** BEGIN Source material **

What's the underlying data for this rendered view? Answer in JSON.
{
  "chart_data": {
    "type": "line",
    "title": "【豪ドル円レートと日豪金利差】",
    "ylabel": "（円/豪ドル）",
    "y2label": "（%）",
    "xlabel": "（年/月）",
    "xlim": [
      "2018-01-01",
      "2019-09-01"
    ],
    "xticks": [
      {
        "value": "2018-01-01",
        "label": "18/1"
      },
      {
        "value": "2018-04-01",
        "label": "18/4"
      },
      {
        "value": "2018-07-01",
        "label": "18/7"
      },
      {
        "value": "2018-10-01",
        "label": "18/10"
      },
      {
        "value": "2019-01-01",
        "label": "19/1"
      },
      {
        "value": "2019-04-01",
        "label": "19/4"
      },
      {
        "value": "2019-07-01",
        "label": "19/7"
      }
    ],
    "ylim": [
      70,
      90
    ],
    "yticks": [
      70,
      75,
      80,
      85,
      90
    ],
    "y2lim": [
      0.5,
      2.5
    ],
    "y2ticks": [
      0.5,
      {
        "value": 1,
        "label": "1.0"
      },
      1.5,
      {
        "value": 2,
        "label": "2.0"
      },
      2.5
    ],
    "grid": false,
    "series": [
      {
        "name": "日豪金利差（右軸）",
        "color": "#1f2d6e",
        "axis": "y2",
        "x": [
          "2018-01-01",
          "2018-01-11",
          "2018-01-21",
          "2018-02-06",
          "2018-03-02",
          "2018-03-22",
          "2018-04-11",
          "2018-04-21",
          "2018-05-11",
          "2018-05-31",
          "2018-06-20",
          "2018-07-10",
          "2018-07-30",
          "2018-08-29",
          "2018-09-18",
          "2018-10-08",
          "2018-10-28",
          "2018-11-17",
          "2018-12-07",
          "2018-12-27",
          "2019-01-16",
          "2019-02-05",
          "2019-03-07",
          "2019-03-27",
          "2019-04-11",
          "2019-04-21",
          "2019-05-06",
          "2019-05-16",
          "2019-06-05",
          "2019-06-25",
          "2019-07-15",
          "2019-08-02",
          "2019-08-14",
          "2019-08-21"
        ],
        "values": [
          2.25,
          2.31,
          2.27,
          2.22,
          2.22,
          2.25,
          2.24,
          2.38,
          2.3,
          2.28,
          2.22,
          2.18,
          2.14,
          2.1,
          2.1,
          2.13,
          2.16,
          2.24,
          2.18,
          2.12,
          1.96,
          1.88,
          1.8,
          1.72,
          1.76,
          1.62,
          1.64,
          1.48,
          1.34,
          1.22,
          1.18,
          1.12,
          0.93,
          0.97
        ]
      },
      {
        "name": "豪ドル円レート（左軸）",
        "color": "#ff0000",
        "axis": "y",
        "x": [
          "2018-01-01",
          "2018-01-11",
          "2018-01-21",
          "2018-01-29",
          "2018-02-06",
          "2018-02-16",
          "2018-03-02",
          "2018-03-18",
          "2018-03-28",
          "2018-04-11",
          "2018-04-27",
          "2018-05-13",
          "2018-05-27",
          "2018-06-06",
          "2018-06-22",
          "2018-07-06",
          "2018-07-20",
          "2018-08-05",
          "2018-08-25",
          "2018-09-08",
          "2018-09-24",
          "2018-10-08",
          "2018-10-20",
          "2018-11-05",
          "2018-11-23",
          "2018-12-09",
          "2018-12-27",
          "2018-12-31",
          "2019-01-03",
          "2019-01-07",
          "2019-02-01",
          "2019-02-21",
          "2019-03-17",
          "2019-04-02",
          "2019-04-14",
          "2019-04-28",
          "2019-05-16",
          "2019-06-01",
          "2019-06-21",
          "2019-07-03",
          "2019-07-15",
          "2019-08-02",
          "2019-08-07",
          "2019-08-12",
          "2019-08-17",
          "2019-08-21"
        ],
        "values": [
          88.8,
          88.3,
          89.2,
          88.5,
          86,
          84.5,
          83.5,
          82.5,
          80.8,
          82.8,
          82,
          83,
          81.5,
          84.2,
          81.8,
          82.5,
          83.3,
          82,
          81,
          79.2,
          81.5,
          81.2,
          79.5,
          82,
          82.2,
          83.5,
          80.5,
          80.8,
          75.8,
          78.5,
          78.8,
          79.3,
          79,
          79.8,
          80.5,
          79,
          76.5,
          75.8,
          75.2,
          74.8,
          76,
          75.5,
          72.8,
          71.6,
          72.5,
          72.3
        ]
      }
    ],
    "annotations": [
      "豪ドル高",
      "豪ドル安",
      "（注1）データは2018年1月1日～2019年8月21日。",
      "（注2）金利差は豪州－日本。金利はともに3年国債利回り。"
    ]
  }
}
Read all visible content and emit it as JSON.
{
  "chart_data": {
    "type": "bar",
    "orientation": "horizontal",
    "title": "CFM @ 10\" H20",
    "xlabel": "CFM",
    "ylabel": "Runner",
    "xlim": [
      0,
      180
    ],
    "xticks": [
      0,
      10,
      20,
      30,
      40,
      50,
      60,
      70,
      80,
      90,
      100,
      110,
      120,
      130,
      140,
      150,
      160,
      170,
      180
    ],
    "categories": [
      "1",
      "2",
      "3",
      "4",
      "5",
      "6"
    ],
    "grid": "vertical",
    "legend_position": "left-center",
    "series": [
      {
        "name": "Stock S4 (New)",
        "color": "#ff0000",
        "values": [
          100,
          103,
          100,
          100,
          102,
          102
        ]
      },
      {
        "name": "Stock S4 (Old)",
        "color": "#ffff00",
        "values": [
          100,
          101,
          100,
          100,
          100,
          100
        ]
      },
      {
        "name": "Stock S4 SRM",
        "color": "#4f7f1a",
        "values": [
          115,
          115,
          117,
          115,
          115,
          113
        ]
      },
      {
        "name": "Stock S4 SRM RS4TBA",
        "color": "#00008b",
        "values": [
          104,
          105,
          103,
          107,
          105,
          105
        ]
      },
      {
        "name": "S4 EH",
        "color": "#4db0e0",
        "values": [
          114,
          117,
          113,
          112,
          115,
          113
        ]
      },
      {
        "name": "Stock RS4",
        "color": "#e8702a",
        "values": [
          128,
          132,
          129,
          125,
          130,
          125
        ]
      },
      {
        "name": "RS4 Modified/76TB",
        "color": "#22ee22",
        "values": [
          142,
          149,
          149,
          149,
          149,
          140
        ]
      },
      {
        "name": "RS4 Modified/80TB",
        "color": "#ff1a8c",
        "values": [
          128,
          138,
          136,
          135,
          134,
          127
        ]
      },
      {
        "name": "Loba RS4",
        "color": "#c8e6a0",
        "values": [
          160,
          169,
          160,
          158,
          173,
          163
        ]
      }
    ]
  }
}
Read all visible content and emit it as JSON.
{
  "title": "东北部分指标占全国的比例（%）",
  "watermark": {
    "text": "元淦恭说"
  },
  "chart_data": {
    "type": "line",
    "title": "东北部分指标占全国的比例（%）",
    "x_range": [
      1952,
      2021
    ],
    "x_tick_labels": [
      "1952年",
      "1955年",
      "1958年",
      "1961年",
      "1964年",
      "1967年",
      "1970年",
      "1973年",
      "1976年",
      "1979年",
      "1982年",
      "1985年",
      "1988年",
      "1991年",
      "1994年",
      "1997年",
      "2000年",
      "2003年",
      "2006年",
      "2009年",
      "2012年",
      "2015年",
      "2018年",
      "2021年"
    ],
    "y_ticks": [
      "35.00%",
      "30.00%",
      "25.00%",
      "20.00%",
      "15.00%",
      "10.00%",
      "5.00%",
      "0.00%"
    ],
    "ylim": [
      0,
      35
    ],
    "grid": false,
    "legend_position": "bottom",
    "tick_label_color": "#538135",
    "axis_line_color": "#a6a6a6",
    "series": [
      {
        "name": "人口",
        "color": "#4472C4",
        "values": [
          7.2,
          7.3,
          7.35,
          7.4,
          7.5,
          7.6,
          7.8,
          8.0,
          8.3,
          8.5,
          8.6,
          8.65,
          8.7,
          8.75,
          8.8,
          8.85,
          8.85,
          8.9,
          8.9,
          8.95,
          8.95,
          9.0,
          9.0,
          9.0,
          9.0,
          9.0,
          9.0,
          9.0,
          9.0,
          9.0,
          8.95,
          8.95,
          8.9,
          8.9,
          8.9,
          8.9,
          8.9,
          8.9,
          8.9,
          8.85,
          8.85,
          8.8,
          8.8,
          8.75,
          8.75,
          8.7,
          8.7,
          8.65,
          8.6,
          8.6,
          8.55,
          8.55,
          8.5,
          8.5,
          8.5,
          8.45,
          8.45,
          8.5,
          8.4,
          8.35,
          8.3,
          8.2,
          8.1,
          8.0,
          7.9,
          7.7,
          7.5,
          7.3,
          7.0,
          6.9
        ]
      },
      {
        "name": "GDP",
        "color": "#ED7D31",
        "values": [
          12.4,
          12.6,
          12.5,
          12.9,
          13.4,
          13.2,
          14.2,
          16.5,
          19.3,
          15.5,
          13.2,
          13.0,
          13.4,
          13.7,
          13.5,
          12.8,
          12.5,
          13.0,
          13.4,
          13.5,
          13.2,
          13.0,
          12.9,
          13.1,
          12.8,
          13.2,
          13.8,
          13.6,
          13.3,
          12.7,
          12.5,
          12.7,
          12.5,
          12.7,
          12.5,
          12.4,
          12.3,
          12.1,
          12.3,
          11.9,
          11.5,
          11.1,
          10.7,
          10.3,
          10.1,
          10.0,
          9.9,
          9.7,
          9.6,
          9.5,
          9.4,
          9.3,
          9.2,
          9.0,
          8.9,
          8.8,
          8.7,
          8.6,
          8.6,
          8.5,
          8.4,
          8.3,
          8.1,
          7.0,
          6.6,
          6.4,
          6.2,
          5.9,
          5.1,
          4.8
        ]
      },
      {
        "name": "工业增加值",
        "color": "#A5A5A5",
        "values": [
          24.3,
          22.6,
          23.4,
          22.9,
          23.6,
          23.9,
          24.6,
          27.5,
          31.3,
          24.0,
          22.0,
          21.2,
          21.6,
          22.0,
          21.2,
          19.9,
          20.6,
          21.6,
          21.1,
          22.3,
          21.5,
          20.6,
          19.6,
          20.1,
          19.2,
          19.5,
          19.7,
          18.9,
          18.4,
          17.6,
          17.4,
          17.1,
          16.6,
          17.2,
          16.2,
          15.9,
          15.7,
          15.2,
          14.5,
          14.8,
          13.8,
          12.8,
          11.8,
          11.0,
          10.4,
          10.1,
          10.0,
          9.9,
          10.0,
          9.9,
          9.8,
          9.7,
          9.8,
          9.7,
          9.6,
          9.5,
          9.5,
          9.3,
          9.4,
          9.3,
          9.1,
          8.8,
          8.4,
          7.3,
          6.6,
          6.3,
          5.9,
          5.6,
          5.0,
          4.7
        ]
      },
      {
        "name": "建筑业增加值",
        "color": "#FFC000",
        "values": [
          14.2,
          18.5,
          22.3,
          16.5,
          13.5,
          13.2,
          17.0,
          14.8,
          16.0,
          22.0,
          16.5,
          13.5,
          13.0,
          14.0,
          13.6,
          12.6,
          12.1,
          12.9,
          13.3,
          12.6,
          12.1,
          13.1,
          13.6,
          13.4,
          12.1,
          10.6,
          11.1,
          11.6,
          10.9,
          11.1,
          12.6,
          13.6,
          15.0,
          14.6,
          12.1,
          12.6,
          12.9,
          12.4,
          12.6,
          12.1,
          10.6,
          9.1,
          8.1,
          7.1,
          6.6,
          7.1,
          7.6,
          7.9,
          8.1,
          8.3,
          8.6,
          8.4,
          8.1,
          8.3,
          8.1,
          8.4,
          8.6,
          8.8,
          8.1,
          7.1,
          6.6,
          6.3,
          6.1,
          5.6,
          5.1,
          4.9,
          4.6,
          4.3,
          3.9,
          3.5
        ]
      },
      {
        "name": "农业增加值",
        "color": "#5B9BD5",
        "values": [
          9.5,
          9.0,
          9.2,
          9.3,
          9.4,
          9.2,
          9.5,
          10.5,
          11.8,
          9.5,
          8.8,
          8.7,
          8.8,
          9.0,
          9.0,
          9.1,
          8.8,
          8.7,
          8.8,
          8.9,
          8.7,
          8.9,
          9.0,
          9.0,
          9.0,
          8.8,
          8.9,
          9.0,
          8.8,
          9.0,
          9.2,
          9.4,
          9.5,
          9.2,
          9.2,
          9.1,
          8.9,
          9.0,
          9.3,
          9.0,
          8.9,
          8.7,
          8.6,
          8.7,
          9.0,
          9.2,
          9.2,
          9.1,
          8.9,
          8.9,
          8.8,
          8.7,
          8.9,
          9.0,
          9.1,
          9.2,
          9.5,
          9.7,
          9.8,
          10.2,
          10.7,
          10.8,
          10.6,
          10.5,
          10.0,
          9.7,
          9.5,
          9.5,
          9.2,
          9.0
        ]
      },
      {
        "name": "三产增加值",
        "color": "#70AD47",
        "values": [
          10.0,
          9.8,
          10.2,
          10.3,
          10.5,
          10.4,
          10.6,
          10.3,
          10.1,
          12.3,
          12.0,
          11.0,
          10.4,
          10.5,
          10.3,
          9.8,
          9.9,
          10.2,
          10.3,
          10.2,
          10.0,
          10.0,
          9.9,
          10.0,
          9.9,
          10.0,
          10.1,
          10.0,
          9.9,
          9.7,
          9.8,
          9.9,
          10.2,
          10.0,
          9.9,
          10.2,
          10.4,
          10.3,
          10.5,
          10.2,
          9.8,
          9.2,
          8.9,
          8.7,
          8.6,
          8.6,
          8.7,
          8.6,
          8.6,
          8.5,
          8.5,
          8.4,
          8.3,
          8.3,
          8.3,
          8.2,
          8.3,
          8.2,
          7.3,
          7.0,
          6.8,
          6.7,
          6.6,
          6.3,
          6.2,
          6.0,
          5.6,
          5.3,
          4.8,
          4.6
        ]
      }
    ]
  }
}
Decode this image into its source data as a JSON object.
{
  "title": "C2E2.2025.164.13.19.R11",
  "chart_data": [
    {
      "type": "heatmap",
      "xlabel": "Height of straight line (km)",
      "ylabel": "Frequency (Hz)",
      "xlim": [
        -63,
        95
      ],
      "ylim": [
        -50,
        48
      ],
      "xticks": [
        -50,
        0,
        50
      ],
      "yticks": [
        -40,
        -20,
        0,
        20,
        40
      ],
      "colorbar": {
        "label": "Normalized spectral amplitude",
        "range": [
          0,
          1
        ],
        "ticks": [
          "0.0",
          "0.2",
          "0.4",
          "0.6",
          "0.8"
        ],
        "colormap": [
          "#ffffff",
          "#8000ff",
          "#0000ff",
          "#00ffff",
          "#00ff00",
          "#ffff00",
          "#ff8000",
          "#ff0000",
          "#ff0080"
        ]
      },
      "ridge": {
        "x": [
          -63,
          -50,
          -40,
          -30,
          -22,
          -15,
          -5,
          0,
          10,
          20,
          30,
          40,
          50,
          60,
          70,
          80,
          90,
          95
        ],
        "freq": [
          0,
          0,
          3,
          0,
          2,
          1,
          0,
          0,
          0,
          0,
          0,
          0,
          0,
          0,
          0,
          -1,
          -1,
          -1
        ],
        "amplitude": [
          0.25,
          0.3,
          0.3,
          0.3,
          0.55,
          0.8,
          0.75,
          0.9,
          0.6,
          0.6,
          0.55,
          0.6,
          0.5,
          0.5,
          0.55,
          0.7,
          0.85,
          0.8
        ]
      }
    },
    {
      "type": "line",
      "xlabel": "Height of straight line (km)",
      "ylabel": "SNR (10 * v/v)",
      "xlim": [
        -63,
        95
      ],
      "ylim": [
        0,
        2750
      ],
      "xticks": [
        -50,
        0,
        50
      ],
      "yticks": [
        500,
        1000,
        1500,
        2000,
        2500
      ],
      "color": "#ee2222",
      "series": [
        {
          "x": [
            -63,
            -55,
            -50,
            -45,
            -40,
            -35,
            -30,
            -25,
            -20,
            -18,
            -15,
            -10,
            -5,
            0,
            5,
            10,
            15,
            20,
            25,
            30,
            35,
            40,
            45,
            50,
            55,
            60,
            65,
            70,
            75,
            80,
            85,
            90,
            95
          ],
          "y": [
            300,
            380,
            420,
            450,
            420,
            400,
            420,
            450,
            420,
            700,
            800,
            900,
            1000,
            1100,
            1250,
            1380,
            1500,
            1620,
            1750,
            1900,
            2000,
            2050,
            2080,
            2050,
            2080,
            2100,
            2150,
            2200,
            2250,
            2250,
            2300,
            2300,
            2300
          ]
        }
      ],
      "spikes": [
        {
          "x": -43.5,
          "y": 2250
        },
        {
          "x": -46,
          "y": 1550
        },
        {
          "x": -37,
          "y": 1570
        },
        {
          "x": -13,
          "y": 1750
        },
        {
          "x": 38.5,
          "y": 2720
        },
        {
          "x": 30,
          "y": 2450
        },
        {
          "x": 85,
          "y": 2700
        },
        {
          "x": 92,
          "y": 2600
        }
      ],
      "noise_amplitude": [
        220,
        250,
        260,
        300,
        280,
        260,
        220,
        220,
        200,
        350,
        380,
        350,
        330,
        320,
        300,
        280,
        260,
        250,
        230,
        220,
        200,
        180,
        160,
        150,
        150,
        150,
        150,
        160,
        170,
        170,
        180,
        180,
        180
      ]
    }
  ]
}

** END Source material **

Return each line of the listing that holds the string "title".

    "title": "【豪ドル円レートと日豪金利差】",
    "title": "CFM @ 10\" H20",
  "title": "东北部分指标占全国的比例（%）",
    "title": "东北部分指标占全国的比例（%）",
  "title": "C2E2.2025.164.13.19.R11",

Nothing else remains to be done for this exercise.